● **Provided records**
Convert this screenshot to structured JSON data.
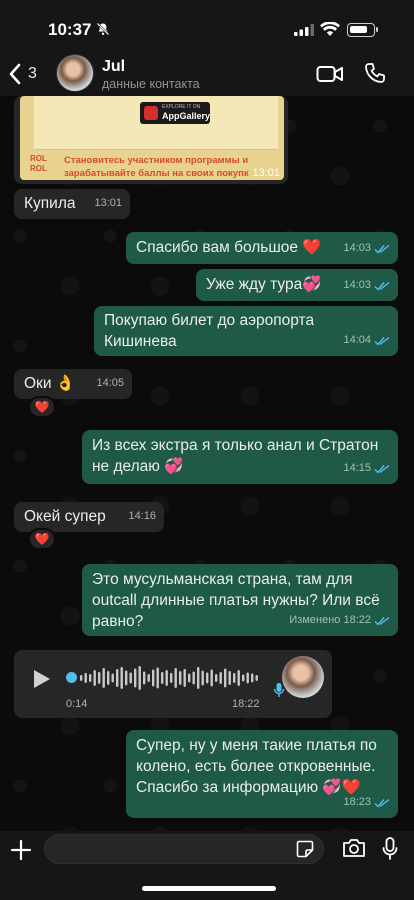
{
  "status_bar": {
    "time": "10:37",
    "battery_level": 0.82
  },
  "header": {
    "back_count": "3",
    "contact_name": "Jul",
    "contact_subtitle": "данные контакта"
  },
  "image_message": {
    "badge_small": "EXPLORE IT ON",
    "badge_big": "AppGallery",
    "brand": "ROL ROL",
    "promo_text": "Становитесь участником программы и зарабатывайте баллы на своих покупк",
    "time": "13:01"
  },
  "messages": [
    {
      "dir": "in",
      "text": "Купила",
      "time": "13:01"
    },
    {
      "dir": "out",
      "text": "Спасибо вам большое ❤️",
      "time": "14:03"
    },
    {
      "dir": "out",
      "text": "Уже жду тура💞",
      "time": "14:03"
    },
    {
      "dir": "out",
      "text": "Покупаю билет до аэропорта Кишинева",
      "time": "14:04"
    },
    {
      "dir": "in",
      "text": "Оки 👌",
      "time": "14:05",
      "reaction": "❤️"
    },
    {
      "dir": "out",
      "text": "Из всех экстра я только анал и Стратон не делаю 💞",
      "time": "14:15"
    },
    {
      "dir": "in",
      "text": "Окей супер",
      "time": "14:16",
      "reaction": "❤️"
    },
    {
      "dir": "out",
      "text": "Это мусульманская страна, там для outcall длинные платья нужны? Или всё равно?",
      "time": "Изменено 18:22"
    },
    {
      "dir": "out",
      "text": "Супер, ну у меня такие платья по колено, есть более откровенные. Спасибо за информацию 💞❤️",
      "time": "18:23"
    }
  ],
  "voice_message": {
    "duration": "0:14",
    "time": "18:22",
    "progress": 0.0
  },
  "input": {
    "placeholder": ""
  },
  "colors": {
    "outgoing": "#1f5a46",
    "incoming": "#262626",
    "read_ticks": "#53bdeb"
  }
}
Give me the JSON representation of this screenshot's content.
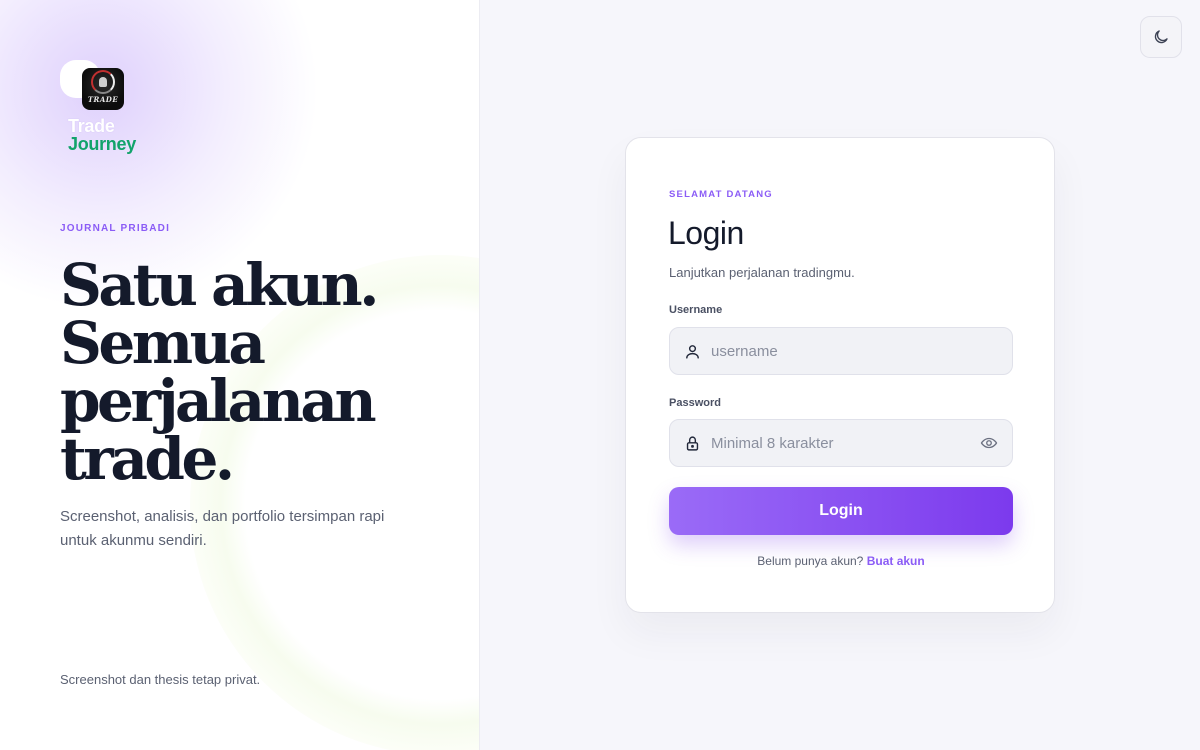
{
  "brand": {
    "logo_text": "TRADE",
    "name_line1": "Trade",
    "name_line2": "Journey",
    "colors": {
      "name_line2": "#12a36b",
      "accent": "#8b5cf6",
      "button_start": "#9a6bf7",
      "button_end": "#7c3aed"
    }
  },
  "hero": {
    "eyebrow": "JOURNAL PRIBADI",
    "headline_lines": [
      "Satu akun.",
      "Semua",
      "perjalanan",
      "trade."
    ],
    "subtext": "Screenshot, analisis, dan portfolio tersimpan rapi untuk akunmu sendiri.",
    "footnote": "Screenshot dan thesis tetap privat."
  },
  "theme_toggle": {
    "icon": "moon-icon"
  },
  "login_card": {
    "eyebrow": "SELAMAT DATANG",
    "title": "Login",
    "lead": "Lanjutkan perjalanan tradingmu.",
    "username": {
      "label": "Username",
      "placeholder": "username",
      "value": "",
      "icon": "user-icon"
    },
    "password": {
      "label": "Password",
      "placeholder": "Minimal 8 karakter",
      "value": "",
      "icon": "lock-icon",
      "toggle_icon": "eye-icon"
    },
    "submit_label": "Login",
    "signup_prompt": "Belum punya akun?",
    "signup_link": "Buat akun"
  }
}
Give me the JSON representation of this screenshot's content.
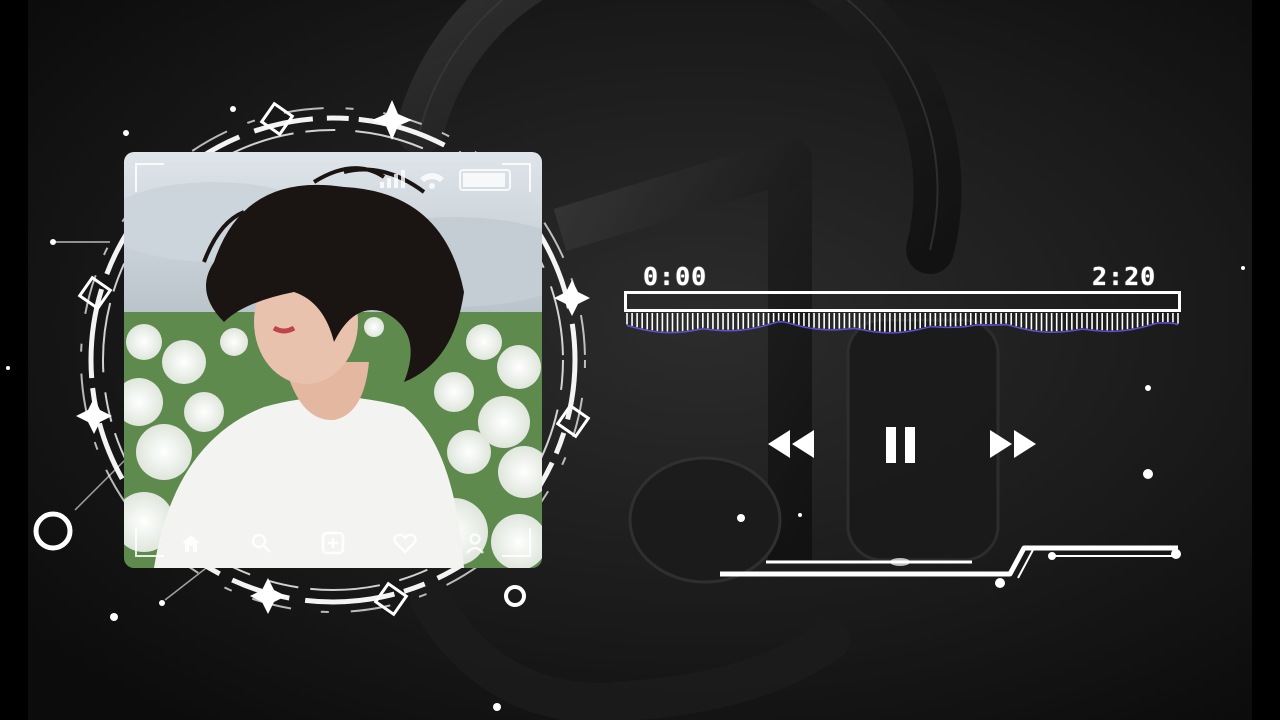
{
  "colors": {
    "background": "#000000",
    "panel": "#151515",
    "accent": "#ffffff",
    "waveform_glow": "#6a5cff"
  },
  "player": {
    "current_time": "0:00",
    "total_time": "2:20",
    "progress": 0.0,
    "state": "playing"
  },
  "controls": {
    "previous_icon": "rewind-icon",
    "pause_icon": "pause-icon",
    "next_icon": "fast-forward-icon"
  },
  "cover": {
    "status_icons": [
      "signal-icon",
      "wifi-icon",
      "battery-icon"
    ],
    "bottom_icons": [
      "home-icon",
      "search-icon",
      "add-icon",
      "heart-icon",
      "profile-icon"
    ]
  },
  "background_icon": "music-note-headphones-icon"
}
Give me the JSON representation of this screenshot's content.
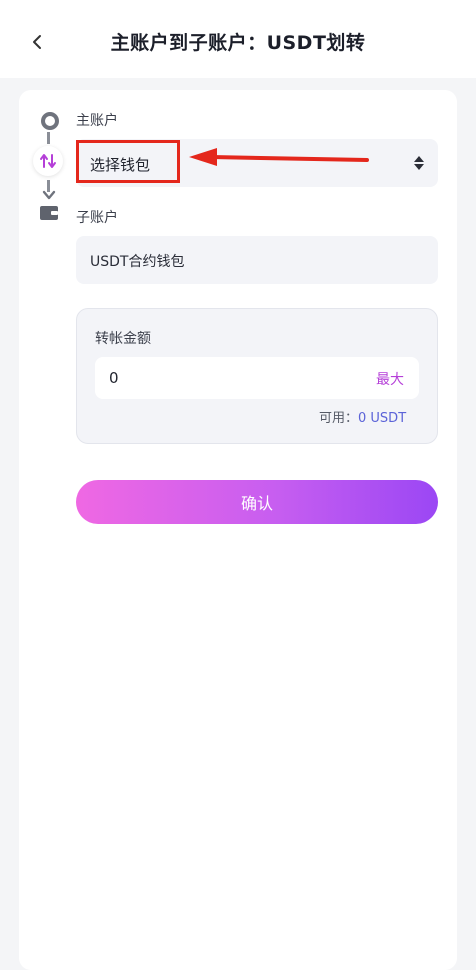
{
  "header": {
    "title": "主账户到子账户：USDT划转",
    "back_icon": "chevron-left-icon"
  },
  "main_account": {
    "label": "主账户",
    "select_value": "选择钱包"
  },
  "sub_account": {
    "label": "子账户",
    "value": "USDT合约钱包"
  },
  "amount": {
    "label": "转帐金额",
    "value": "0",
    "max_label": "最大",
    "available_label": "可用：",
    "available_value": "0 USDT"
  },
  "confirm_label": "确认",
  "colors": {
    "accent": "#b53fd8",
    "annotation": "#e4271c",
    "available": "#5b63d8"
  }
}
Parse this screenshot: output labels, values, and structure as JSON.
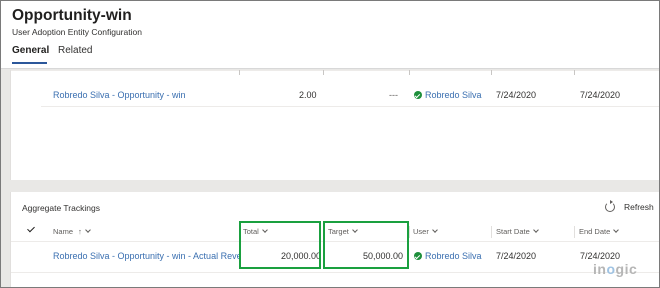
{
  "header": {
    "title": "Opportunity-win",
    "subtitle": "User Adoption Entity Configuration",
    "tabs": [
      {
        "label": "General",
        "active": true
      },
      {
        "label": "Related",
        "active": false
      }
    ]
  },
  "top_grid": {
    "row": {
      "name": "Robredo Silva - Opportunity - win",
      "value": "2.00",
      "target": "---",
      "user": "Robredo Silva",
      "start_date": "7/24/2020",
      "end_date": "7/24/2020"
    }
  },
  "aggregate": {
    "title": "Aggregate Trackings",
    "refresh_label": "Refresh",
    "columns": {
      "name": "Name",
      "name_sort": "↑",
      "total": "Total",
      "target": "Target",
      "user": "User",
      "start_date": "Start Date",
      "end_date": "End Date"
    },
    "row": {
      "name": "Robredo Silva - Opportunity - win - Actual Revenu",
      "total": "20,000.00",
      "target": "50,000.00",
      "user": "Robredo Silva",
      "start_date": "7/24/2020",
      "end_date": "7/24/2020"
    }
  },
  "watermark": {
    "prefix": "in",
    "o": "o",
    "suffix": "gic"
  },
  "colors": {
    "link": "#3a6fb0",
    "status_active": "#1d8f3b",
    "highlight": "#1aa03f",
    "tab_underline": "#2b579a"
  }
}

● **Written exercise**
All of the entries above should be duplicated exactly, except for the pictures.

● **Exercise solution**
Convert this screenshot to structured JSON data.
{
  "status_bar": {
    "time": "10:37",
    "battery_level": 0.82
  },
  "header": {
    "back_count": "3",
    "contact_name": "Jul",
    "contact_subtitle": "данные контакта"
  },
  "image_message": {
    "badge_small": "EXPLORE IT ON",
    "badge_big": "AppGallery",
    "brand": "ROL ROL",
    "promo_text": "Становитесь участником программы и зарабатывайте баллы на своих покупк",
    "time": "13:01"
  },
  "messages": [
    {
      "dir": "in",
      "text": "Купила",
      "time": "13:01"
    },
    {
      "dir": "out",
      "text": "Спасибо вам большое ❤️",
      "time": "14:03"
    },
    {
      "dir": "out",
      "text": "Уже жду тура💞",
      "time": "14:03"
    },
    {
      "dir": "out",
      "text": "Покупаю билет до аэропорта Кишинева",
      "time": "14:04"
    },
    {
      "dir": "in",
      "text": "Оки 👌",
      "time": "14:05",
      "reaction": "❤️"
    },
    {
      "dir": "out",
      "text": "Из всех экстра я только анал и Стратон не делаю 💞",
      "time": "14:15"
    },
    {
      "dir": "in",
      "text": "Окей супер",
      "time": "14:16",
      "reaction": "❤️"
    },
    {
      "dir": "out",
      "text": "Это мусульманская страна, там для outcall длинные платья нужны? Или всё равно?",
      "time": "Изменено 18:22"
    },
    {
      "dir": "out",
      "text": "Супер, ну у меня такие платья по колено, есть более откровенные. Спасибо за информацию 💞❤️",
      "time": "18:23"
    }
  ],
  "voice_message": {
    "duration": "0:14",
    "time": "18:22",
    "progress": 0.0
  },
  "input": {
    "placeholder": ""
  },
  "colors": {
    "outgoing": "#1f5a46",
    "incoming": "#262626",
    "read_ticks": "#53bdeb"
  }
}
Give me the JSON representation of this screenshot's content.
{
  "brand": {
    "logo_text": "TRADE",
    "name_line1": "Trade",
    "name_line2": "Journey",
    "colors": {
      "name_line2": "#12a36b",
      "accent": "#8b5cf6",
      "button_start": "#9a6bf7",
      "button_end": "#7c3aed"
    }
  },
  "hero": {
    "eyebrow": "JOURNAL PRIBADI",
    "headline_lines": [
      "Satu akun.",
      "Semua",
      "perjalanan",
      "trade."
    ],
    "subtext": "Screenshot, analisis, dan portfolio tersimpan rapi untuk akunmu sendiri.",
    "footnote": "Screenshot dan thesis tetap privat."
  },
  "theme_toggle": {
    "icon": "moon-icon"
  },
  "login_card": {
    "eyebrow": "SELAMAT DATANG",
    "title": "Login",
    "lead": "Lanjutkan perjalanan tradingmu.",
    "username": {
      "label": "Username",
      "placeholder": "username",
      "value": "",
      "icon": "user-icon"
    },
    "password": {
      "label": "Password",
      "placeholder": "Minimal 8 karakter",
      "value": "",
      "icon": "lock-icon",
      "toggle_icon": "eye-icon"
    },
    "submit_label": "Login",
    "signup_prompt": "Belum punya akun?",
    "signup_link": "Buat akun"
  }
}
Give me the JSON representation of this screenshot's content.
{
  "colors": {
    "background": "#000000",
    "panel": "#151515",
    "accent": "#ffffff",
    "waveform_glow": "#6a5cff"
  },
  "player": {
    "current_time": "0:00",
    "total_time": "2:20",
    "progress": 0.0,
    "state": "playing"
  },
  "controls": {
    "previous_icon": "rewind-icon",
    "pause_icon": "pause-icon",
    "next_icon": "fast-forward-icon"
  },
  "cover": {
    "status_icons": [
      "signal-icon",
      "wifi-icon",
      "battery-icon"
    ],
    "bottom_icons": [
      "home-icon",
      "search-icon",
      "add-icon",
      "heart-icon",
      "profile-icon"
    ]
  },
  "background_icon": "music-note-headphones-icon"
}
Give me the JSON representation of this screenshot's content.
{
  "header": {
    "title": "主账户到子账户：USDT划转",
    "back_icon": "chevron-left-icon"
  },
  "main_account": {
    "label": "主账户",
    "select_value": "选择钱包"
  },
  "sub_account": {
    "label": "子账户",
    "value": "USDT合约钱包"
  },
  "amount": {
    "label": "转帐金额",
    "value": "0",
    "max_label": "最大",
    "available_label": "可用：",
    "available_value": "0 USDT"
  },
  "confirm_label": "确认",
  "colors": {
    "accent": "#b53fd8",
    "annotation": "#e4271c",
    "available": "#5b63d8"
  }
}
Parse this screenshot: output labels, values, and structure as JSON.
{
  "header": {
    "title": "Opportunity-win",
    "subtitle": "User Adoption Entity Configuration",
    "tabs": [
      {
        "label": "General",
        "active": true
      },
      {
        "label": "Related",
        "active": false
      }
    ]
  },
  "top_grid": {
    "row": {
      "name": "Robredo Silva - Opportunity - win",
      "value": "2.00",
      "target": "---",
      "user": "Robredo Silva",
      "start_date": "7/24/2020",
      "end_date": "7/24/2020"
    }
  },
  "aggregate": {
    "title": "Aggregate Trackings",
    "refresh_label": "Refresh",
    "columns": {
      "name": "Name",
      "name_sort": "↑",
      "total": "Total",
      "target": "Target",
      "user": "User",
      "start_date": "Start Date",
      "end_date": "End Date"
    },
    "row": {
      "name": "Robredo Silva - Opportunity - win - Actual Revenu",
      "total": "20,000.00",
      "target": "50,000.00",
      "user": "Robredo Silva",
      "start_date": "7/24/2020",
      "end_date": "7/24/2020"
    }
  },
  "watermark": {
    "prefix": "in",
    "o": "o",
    "suffix": "gic"
  },
  "colors": {
    "link": "#3a6fb0",
    "status_active": "#1d8f3b",
    "highlight": "#1aa03f",
    "tab_underline": "#2b579a"
  }
}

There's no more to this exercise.